Work to complete: Return all lines with the word "nplants" in them.

Provided data:
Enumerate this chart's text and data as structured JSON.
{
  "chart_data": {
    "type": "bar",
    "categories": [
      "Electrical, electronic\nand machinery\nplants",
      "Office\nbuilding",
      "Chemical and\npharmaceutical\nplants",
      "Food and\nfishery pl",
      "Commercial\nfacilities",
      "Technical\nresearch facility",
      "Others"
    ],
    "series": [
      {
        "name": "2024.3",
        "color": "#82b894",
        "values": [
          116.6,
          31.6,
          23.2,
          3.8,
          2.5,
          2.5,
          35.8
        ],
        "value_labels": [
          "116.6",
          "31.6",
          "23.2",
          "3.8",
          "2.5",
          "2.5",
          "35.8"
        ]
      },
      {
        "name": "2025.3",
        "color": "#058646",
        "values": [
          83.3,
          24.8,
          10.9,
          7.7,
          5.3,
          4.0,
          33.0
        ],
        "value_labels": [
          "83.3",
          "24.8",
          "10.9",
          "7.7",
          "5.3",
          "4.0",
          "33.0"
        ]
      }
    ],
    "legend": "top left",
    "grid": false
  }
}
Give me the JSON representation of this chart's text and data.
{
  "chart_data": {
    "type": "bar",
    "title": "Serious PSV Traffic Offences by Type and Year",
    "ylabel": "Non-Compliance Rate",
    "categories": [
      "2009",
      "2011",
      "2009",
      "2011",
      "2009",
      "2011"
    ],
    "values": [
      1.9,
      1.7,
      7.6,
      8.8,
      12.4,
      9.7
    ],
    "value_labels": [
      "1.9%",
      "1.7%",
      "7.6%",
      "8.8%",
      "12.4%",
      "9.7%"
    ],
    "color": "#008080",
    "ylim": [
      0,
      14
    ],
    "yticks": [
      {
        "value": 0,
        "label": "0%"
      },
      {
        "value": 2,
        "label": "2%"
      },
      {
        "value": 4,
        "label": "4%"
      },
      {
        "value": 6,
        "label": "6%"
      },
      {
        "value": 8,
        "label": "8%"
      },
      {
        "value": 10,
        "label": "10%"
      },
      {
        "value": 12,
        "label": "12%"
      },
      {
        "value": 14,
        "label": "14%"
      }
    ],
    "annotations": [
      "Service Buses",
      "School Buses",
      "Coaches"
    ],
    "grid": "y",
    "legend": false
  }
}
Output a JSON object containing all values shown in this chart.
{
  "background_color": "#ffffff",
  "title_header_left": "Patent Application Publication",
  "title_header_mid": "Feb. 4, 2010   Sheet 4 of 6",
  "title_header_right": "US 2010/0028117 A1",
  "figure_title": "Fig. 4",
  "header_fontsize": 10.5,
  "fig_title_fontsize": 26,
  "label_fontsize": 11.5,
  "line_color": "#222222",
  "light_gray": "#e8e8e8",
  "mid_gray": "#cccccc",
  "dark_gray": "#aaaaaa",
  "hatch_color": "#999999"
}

Task solution:
      "Electrical, electronic\nand machinery\nplants",
      "Chemical and\npharmaceutical\nplants",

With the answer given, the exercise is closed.